▶ [Information supplied]
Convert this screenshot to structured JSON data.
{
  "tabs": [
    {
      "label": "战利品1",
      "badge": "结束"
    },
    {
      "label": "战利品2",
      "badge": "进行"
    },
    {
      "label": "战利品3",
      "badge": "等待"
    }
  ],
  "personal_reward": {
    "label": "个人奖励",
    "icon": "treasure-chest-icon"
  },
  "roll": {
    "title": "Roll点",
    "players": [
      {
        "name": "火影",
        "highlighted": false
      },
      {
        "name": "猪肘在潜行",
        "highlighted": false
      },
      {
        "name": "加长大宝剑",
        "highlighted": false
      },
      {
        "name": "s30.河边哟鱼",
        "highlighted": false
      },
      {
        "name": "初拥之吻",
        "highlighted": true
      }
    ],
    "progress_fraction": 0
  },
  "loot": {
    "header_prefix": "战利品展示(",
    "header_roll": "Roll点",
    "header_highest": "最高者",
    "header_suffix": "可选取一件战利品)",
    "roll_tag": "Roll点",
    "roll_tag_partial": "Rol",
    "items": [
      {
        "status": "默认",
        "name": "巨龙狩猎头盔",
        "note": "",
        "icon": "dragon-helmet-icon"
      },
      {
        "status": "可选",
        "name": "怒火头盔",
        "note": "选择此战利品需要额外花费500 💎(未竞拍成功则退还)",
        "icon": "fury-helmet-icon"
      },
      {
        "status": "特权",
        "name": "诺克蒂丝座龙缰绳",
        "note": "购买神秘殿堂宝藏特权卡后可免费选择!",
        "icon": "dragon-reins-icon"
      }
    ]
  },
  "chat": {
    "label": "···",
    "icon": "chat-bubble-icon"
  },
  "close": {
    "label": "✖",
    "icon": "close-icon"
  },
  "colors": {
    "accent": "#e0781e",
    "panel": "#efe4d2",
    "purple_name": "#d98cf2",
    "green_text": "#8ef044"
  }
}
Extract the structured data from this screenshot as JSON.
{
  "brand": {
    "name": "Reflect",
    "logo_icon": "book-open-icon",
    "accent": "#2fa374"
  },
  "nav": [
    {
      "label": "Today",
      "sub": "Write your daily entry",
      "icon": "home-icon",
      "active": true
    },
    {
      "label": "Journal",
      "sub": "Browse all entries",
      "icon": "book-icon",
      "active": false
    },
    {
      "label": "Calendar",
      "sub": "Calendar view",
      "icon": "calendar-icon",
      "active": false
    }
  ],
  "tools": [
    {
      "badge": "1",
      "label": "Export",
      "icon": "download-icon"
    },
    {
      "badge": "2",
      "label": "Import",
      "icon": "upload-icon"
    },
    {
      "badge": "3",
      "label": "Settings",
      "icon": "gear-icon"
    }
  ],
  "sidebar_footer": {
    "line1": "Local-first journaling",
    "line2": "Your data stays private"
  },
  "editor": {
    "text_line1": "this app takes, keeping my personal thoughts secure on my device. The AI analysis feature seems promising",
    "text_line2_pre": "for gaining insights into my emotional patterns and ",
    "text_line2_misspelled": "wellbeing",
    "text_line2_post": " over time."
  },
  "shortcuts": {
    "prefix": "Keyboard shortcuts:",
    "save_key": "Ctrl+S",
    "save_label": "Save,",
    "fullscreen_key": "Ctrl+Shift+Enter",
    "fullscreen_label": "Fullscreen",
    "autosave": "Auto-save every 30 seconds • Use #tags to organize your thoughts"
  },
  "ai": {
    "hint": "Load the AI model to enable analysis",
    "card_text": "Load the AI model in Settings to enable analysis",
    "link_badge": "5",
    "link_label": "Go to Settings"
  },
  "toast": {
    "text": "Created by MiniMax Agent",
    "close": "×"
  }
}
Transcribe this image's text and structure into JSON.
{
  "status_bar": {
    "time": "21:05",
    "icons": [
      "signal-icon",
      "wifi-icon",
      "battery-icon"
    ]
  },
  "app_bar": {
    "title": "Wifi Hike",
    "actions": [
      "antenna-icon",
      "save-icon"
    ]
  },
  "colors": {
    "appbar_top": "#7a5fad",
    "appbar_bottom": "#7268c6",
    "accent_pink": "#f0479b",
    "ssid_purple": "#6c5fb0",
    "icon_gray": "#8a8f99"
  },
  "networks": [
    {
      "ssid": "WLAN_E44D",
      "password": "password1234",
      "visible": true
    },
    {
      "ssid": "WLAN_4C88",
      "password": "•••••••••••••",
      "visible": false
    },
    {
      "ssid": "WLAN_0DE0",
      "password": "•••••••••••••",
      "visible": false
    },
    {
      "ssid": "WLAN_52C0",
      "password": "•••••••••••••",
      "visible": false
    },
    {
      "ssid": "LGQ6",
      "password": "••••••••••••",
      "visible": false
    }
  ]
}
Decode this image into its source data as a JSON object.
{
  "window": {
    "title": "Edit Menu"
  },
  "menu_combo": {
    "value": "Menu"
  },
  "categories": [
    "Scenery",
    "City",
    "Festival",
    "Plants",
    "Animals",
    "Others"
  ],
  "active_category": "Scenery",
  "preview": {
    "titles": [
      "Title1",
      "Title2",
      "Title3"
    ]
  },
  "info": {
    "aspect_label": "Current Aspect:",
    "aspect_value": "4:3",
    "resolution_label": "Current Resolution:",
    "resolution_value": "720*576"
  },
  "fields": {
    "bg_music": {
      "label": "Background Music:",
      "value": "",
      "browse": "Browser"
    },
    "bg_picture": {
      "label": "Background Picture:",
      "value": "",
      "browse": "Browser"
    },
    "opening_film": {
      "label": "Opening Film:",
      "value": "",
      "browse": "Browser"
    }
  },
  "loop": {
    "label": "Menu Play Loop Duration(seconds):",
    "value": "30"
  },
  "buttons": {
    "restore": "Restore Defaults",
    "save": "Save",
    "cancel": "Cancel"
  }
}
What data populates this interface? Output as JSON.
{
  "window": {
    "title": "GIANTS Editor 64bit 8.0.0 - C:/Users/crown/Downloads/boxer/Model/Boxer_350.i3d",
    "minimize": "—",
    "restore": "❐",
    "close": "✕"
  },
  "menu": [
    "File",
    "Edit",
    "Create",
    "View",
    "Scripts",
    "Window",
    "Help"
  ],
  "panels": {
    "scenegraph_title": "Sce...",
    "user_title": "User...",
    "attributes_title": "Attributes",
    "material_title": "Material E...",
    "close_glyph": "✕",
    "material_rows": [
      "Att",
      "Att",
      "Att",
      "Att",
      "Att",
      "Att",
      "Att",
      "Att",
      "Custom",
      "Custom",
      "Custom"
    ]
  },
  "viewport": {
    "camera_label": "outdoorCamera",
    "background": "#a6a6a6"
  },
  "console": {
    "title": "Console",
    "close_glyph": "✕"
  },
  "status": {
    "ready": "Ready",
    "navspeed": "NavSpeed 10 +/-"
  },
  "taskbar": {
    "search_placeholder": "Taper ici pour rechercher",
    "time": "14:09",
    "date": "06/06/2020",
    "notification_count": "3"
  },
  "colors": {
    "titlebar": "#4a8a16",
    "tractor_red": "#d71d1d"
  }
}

▶ [Instructions to follow] Write out all of the records once more, exactly.

▶ [Response to the task]
Convert this screenshot to structured JSON data.
{
  "tabs": [
    {
      "label": "战利品1",
      "badge": "结束"
    },
    {
      "label": "战利品2",
      "badge": "进行"
    },
    {
      "label": "战利品3",
      "badge": "等待"
    }
  ],
  "personal_reward": {
    "label": "个人奖励",
    "icon": "treasure-chest-icon"
  },
  "roll": {
    "title": "Roll点",
    "players": [
      {
        "name": "火影",
        "highlighted": false
      },
      {
        "name": "猪肘在潜行",
        "highlighted": false
      },
      {
        "name": "加长大宝剑",
        "highlighted": false
      },
      {
        "name": "s30.河边哟鱼",
        "highlighted": false
      },
      {
        "name": "初拥之吻",
        "highlighted": true
      }
    ],
    "progress_fraction": 0
  },
  "loot": {
    "header_prefix": "战利品展示(",
    "header_roll": "Roll点",
    "header_highest": "最高者",
    "header_suffix": "可选取一件战利品)",
    "roll_tag": "Roll点",
    "roll_tag_partial": "Rol",
    "items": [
      {
        "status": "默认",
        "name": "巨龙狩猎头盔",
        "note": "",
        "icon": "dragon-helmet-icon"
      },
      {
        "status": "可选",
        "name": "怒火头盔",
        "note": "选择此战利品需要额外花费500 💎(未竞拍成功则退还)",
        "icon": "fury-helmet-icon"
      },
      {
        "status": "特权",
        "name": "诺克蒂丝座龙缰绳",
        "note": "购买神秘殿堂宝藏特权卡后可免费选择!",
        "icon": "dragon-reins-icon"
      }
    ]
  },
  "chat": {
    "label": "···",
    "icon": "chat-bubble-icon"
  },
  "close": {
    "label": "✖",
    "icon": "close-icon"
  },
  "colors": {
    "accent": "#e0781e",
    "panel": "#efe4d2",
    "purple_name": "#d98cf2",
    "green_text": "#8ef044"
  }
}
Extract the structured data from this screenshot as JSON.
{
  "brand": {
    "name": "Reflect",
    "logo_icon": "book-open-icon",
    "accent": "#2fa374"
  },
  "nav": [
    {
      "label": "Today",
      "sub": "Write your daily entry",
      "icon": "home-icon",
      "active": true
    },
    {
      "label": "Journal",
      "sub": "Browse all entries",
      "icon": "book-icon",
      "active": false
    },
    {
      "label": "Calendar",
      "sub": "Calendar view",
      "icon": "calendar-icon",
      "active": false
    }
  ],
  "tools": [
    {
      "badge": "1",
      "label": "Export",
      "icon": "download-icon"
    },
    {
      "badge": "2",
      "label": "Import",
      "icon": "upload-icon"
    },
    {
      "badge": "3",
      "label": "Settings",
      "icon": "gear-icon"
    }
  ],
  "sidebar_footer": {
    "line1": "Local-first journaling",
    "line2": "Your data stays private"
  },
  "editor": {
    "text_line1": "this app takes, keeping my personal thoughts secure on my device. The AI analysis feature seems promising",
    "text_line2_pre": "for gaining insights into my emotional patterns and ",
    "text_line2_misspelled": "wellbeing",
    "text_line2_post": " over time."
  },
  "shortcuts": {
    "prefix": "Keyboard shortcuts:",
    "save_key": "Ctrl+S",
    "save_label": "Save,",
    "fullscreen_key": "Ctrl+Shift+Enter",
    "fullscreen_label": "Fullscreen",
    "autosave": "Auto-save every 30 seconds • Use #tags to organize your thoughts"
  },
  "ai": {
    "hint": "Load the AI model to enable analysis",
    "card_text": "Load the AI model in Settings to enable analysis",
    "link_badge": "5",
    "link_label": "Go to Settings"
  },
  "toast": {
    "text": "Created by MiniMax Agent",
    "close": "×"
  }
}
Transcribe this image's text and structure into JSON.
{
  "status_bar": {
    "time": "21:05",
    "icons": [
      "signal-icon",
      "wifi-icon",
      "battery-icon"
    ]
  },
  "app_bar": {
    "title": "Wifi Hike",
    "actions": [
      "antenna-icon",
      "save-icon"
    ]
  },
  "colors": {
    "appbar_top": "#7a5fad",
    "appbar_bottom": "#7268c6",
    "accent_pink": "#f0479b",
    "ssid_purple": "#6c5fb0",
    "icon_gray": "#8a8f99"
  },
  "networks": [
    {
      "ssid": "WLAN_E44D",
      "password": "password1234",
      "visible": true
    },
    {
      "ssid": "WLAN_4C88",
      "password": "•••••••••••••",
      "visible": false
    },
    {
      "ssid": "WLAN_0DE0",
      "password": "•••••••••••••",
      "visible": false
    },
    {
      "ssid": "WLAN_52C0",
      "password": "•••••••••••••",
      "visible": false
    },
    {
      "ssid": "LGQ6",
      "password": "••••••••••••",
      "visible": false
    }
  ]
}
Decode this image into its source data as a JSON object.
{
  "window": {
    "title": "Edit Menu"
  },
  "menu_combo": {
    "value": "Menu"
  },
  "categories": [
    "Scenery",
    "City",
    "Festival",
    "Plants",
    "Animals",
    "Others"
  ],
  "active_category": "Scenery",
  "preview": {
    "titles": [
      "Title1",
      "Title2",
      "Title3"
    ]
  },
  "info": {
    "aspect_label": "Current Aspect:",
    "aspect_value": "4:3",
    "resolution_label": "Current Resolution:",
    "resolution_value": "720*576"
  },
  "fields": {
    "bg_music": {
      "label": "Background Music:",
      "value": "",
      "browse": "Browser"
    },
    "bg_picture": {
      "label": "Background Picture:",
      "value": "",
      "browse": "Browser"
    },
    "opening_film": {
      "label": "Opening Film:",
      "value": "",
      "browse": "Browser"
    }
  },
  "loop": {
    "label": "Menu Play Loop Duration(seconds):",
    "value": "30"
  },
  "buttons": {
    "restore": "Restore Defaults",
    "save": "Save",
    "cancel": "Cancel"
  }
}
What data populates this interface? Output as JSON.
{
  "window": {
    "title": "GIANTS Editor 64bit 8.0.0 - C:/Users/crown/Downloads/boxer/Model/Boxer_350.i3d",
    "minimize": "—",
    "restore": "❐",
    "close": "✕"
  },
  "menu": [
    "File",
    "Edit",
    "Create",
    "View",
    "Scripts",
    "Window",
    "Help"
  ],
  "panels": {
    "scenegraph_title": "Sce...",
    "user_title": "User...",
    "attributes_title": "Attributes",
    "material_title": "Material E...",
    "close_glyph": "✕",
    "material_rows": [
      "Att",
      "Att",
      "Att",
      "Att",
      "Att",
      "Att",
      "Att",
      "Att",
      "Custom",
      "Custom",
      "Custom"
    ]
  },
  "viewport": {
    "camera_label": "outdoorCamera",
    "background": "#a6a6a6"
  },
  "console": {
    "title": "Console",
    "close_glyph": "✕"
  },
  "status": {
    "ready": "Ready",
    "navspeed": "NavSpeed 10 +/-"
  },
  "taskbar": {
    "search_placeholder": "Taper ici pour rechercher",
    "time": "14:09",
    "date": "06/06/2020",
    "notification_count": "3"
  },
  "colors": {
    "titlebar": "#4a8a16",
    "tractor_red": "#d71d1d"
  }
}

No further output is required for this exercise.